* [THE TASKS]
[a] Decide whether each statement below agrees with the article on audience measurement, answering yes or no and quoting the deciding words from the article: (i) Nielsen's national TV panel is made up of 14K households. (ii) NBC depended on Nielsen alone to measure its Olympics content. (iii) Theresa Falcon heads research at NBC Universal.
[b] According to the article on audience measurement, who wrote the book Mass Media Research?
[c] Carry on the article on audience measurement from the point where it stops.
## begin SELECTED EXTRACT
At MPG’s Collaborative Alliance meeting on December 2nd, Current TV’s head of research, Theresa Falcon, bravely stood up and pleaded with industry executives to help find new ways to improve audience measurement for small or emerging media outlets. In her opinion, existing panel-based methodologies such as Nielsen’s national TV panel of 14K households are ill equipped to handle Current TV’s evolving measurement needs.
While the various panel-based syndicated measurement sources for TV, radio, and online are considered gospel by many in the industry, there is a growing number of media executives, like Ms. Falcon, who view their respective audience results with increasing skepticism. They perceive an increasing dissonance between media forms offered and the ability to consistently understand their audience size and demographic characteristics. As a consequence, even subtle changes in panel-based data may dramatically impact performance and, ultimately, the bottom line.
It’s not just emerging media outlets like Current TV looking for new solutions beyond existing panel-based approaches. For example, earlier this year NBC faced the daunting challenge of showcasing their multi-platform content for the Beijing Olympics to marketers without consistent third-party validation of performance.
Alan Wurtzel, president of research at NBC Universal, was quoted in the Wall Street Journal on their measurement efforts, “Management said to me we have to figure out a way to go beyond Nielsen to measure this stuff."
Subsequently, NBC utilized a number of alternate measurement services, including direct measurement firm Quantcast, to better understand the audience characteristics of their Olympics content.
Challenge: In an increasingly diverse and addressable digital media marketplace, can panel-based methodologies offer enough actionable insight to enable publishers and marketers to properly evaluate target audiences for advertising investments?
Quantcast feels the answer lies well outside the realm of existing panel-based methodologies. Digital content and related marketing are delivered to consumers dynamically and in real time, while panel-based methodologies deliver supportive audience data weeks or even months later. Such latency in reporting may have been acceptable in the past for radio, television, or an early-simplified view of the digital space.
Not today. Panel-based measurement solutions lack the scale, flexibility and immediacy to deliver actionable insights for an increasingly complex and fragmented digital media marketplace.
The case for ‘direct measurement’
In the book Mass Media Research, writers Roger D. Wimmer and Joseph R. Dominick state quite succinctly (in their apparent defense of panels), “it would be impossible for any ratings company to conduct a census of media use.”
## end SELECTED EXTRACT
## begin DATA BLOCK
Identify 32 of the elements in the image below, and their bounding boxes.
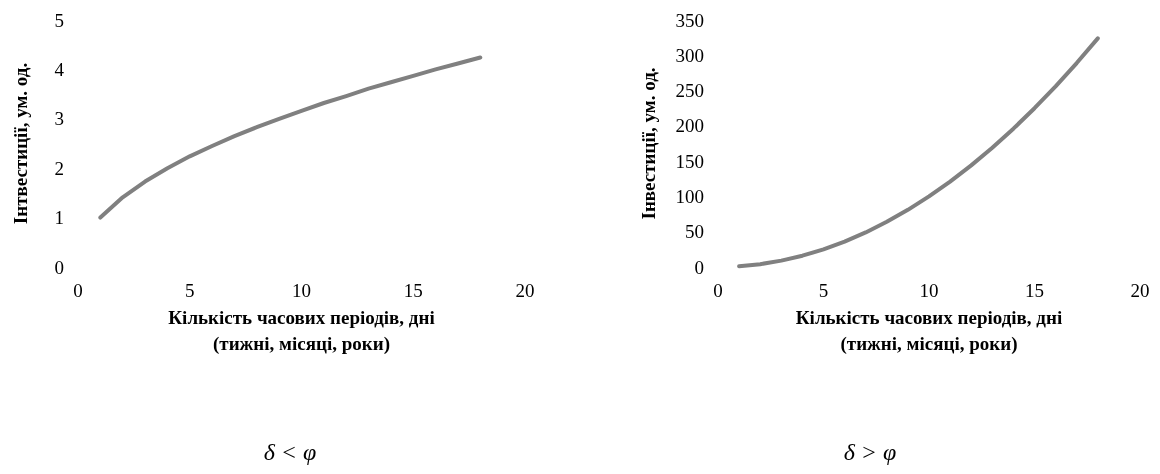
## end DATA BLOCK
* [WRITTEN ANSWERS]
[a]
(i) Yes: "Nielsen’s national TV panel of 14K households."
(ii) No: "NBC utilized a number of alternate measurement services, including direct measurement firm Quantcast."
(iii) No: "Current TV’s head of research, Theresa Falcon."

[b] Roger D. Wimmer and Joseph R. Dominick.

[c]
The 8th edition of this text was released in 2005. Perhaps if they witnessed first hand the challenges of measuring an evolving digital marketplace via panels they would reconsider their position (or perhaps even add a chapter in their next edition focusing on media fragmentation)?
As the media landscape continues its transition from analog to digital, enabling ever more discrete forms of content creation and distribution, Quantcast feels, despite Professor Wimmer & Dominick’s assertions, that a census or direct measurement approach is the most viable and consistent method available to understand the increasingly fragmented audience activity taking place on these emerging digital media platforms and services.
In fact, today Quantcast processes upwards of 4 billion new media consumption events every day, and for the media firms who participate this is a census. Rapid changes in technological capabilities mean that a full census of media consumption is possible today – sure its technically challenging, but it is possible. And, when you can comprehensively measure media consumption via a census, it’s a game changer.
Put simply, Quantcast doesn’t have a panel.
In a major departure from existing panel-based measurement methodologies, Quantcast’s inference-based solution couples machine learning with massive quantities of directly measured data from over 85K partner publishers and marketers to deliver detailed audience data in real-time for all forms of digital media including websites, video, audio, widgets, downloads, and advertising campaigns.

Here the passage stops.